TO DO -> In the forum thread about porting Jira, which directory did the would-be maintainer pre-configure as the data directory?

TEXT TO READ ->
** BEGIN **
It makes assumptions about the directory structure and the fact that the jira user is already created, but those are fairly straightforward to customize.

Credits to this thread for the base


----------



## Datapanic (Dec 11, 2018)

Bitbucket can run on FreeBSD as well.  Here's a link.  I tried it and had it up and running, but without a li$cense, it was eventually removed and sent to the, well, bit bucket.  https://blog.andreev.it/?p=3013  I imagine that bamboo could also be setup in this way.


----------



## justinnoor (Nov 26, 2019)

Just curious what happened to this port attempt. Either way Jira is not FOSS. Jira server starter licenses (10 people or less) are currently $10 U.S. per year. Not too bad actually. They even donate the proceeds to charity.


----------



## unitrunker (Nov 27, 2019)

Here's the reply I got from one would-be-maintainer over a year ago:

"Also the port(s) have been restricted to prevent source and binary 
re-distribution because Atlassian - apart their marketing - didn't give 
a clear reply here."

Here's the high-level build instructions from the same person:

"Basically it was done like:

- download the required tgz archive
- extract into ${PREFIX}/libexec
- symlink ${PREFIX}/libexec/atlassian-jira-1.2.3/conf to ${PREFIX}/etc/jira
- create a symlink to ${PREFIX}/libexec/jira
- add a init script that calls ${PREFIX}/libexec/jira/bin/server.sh

Additionally I've pre-configured the datadir to /var/db/jira"

I've not heard from this person since then. For the time being, it's safe to assume, if you want the Atlassian stack (not just Jira) - you're on your own to port it and maintain it.


----------
** END **
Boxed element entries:
** BEGIN **
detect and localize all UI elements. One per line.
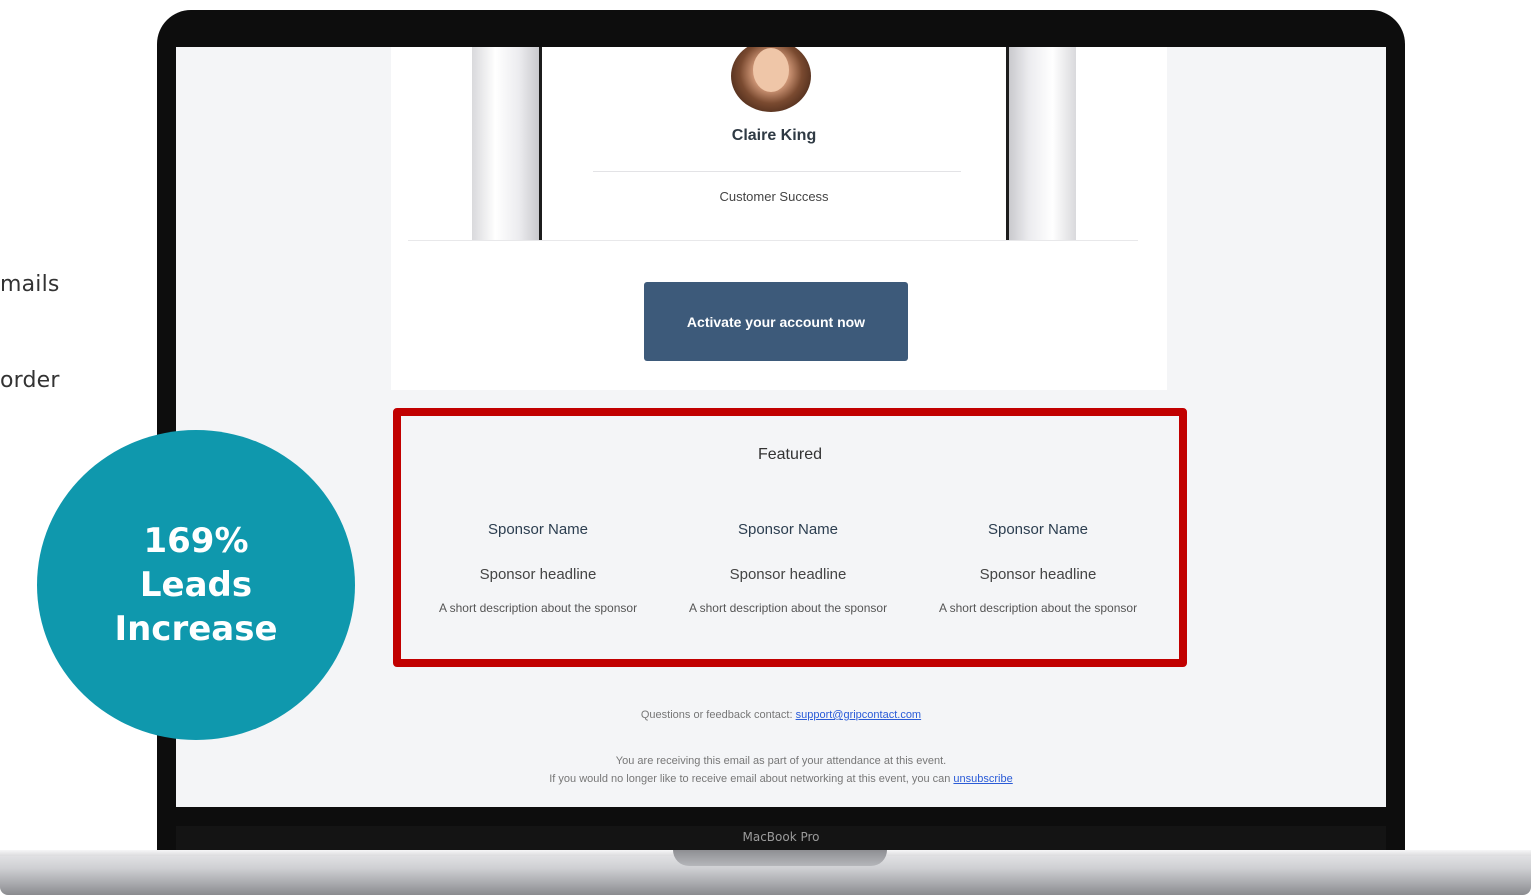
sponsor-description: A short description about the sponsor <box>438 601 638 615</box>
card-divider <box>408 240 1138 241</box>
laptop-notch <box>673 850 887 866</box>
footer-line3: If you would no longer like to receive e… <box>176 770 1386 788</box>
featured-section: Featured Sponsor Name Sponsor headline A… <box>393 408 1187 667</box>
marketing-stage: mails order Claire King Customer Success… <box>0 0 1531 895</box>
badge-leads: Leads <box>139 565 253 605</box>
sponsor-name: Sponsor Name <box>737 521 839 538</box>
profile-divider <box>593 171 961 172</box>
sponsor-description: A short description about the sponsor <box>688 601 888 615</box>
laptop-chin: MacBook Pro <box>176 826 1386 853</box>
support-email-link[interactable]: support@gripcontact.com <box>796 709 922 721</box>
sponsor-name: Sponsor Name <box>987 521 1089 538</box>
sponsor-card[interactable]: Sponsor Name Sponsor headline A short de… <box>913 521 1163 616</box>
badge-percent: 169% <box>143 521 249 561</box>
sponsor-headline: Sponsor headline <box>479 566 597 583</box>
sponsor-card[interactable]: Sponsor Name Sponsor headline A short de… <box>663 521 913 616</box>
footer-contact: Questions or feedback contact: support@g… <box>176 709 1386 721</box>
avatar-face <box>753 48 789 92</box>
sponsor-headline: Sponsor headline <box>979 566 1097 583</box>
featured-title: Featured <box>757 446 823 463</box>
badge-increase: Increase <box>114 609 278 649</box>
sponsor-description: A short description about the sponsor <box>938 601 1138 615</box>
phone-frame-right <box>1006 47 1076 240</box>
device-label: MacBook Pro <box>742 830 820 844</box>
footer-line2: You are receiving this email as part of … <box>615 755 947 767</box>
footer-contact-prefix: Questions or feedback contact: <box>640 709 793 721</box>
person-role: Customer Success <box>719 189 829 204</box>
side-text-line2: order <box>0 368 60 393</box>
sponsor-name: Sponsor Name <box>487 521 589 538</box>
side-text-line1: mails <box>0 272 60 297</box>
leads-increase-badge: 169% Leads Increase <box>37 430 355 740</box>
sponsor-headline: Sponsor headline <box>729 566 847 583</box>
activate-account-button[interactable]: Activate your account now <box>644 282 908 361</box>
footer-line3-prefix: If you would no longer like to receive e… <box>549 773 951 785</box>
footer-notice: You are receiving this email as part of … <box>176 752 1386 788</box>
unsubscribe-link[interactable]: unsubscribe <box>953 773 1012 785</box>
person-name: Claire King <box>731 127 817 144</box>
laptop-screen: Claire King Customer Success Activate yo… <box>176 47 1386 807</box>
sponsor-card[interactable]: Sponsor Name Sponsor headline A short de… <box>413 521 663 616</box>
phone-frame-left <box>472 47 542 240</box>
** END **
ANSWER TO THE EXERCISE -> /var/db/jira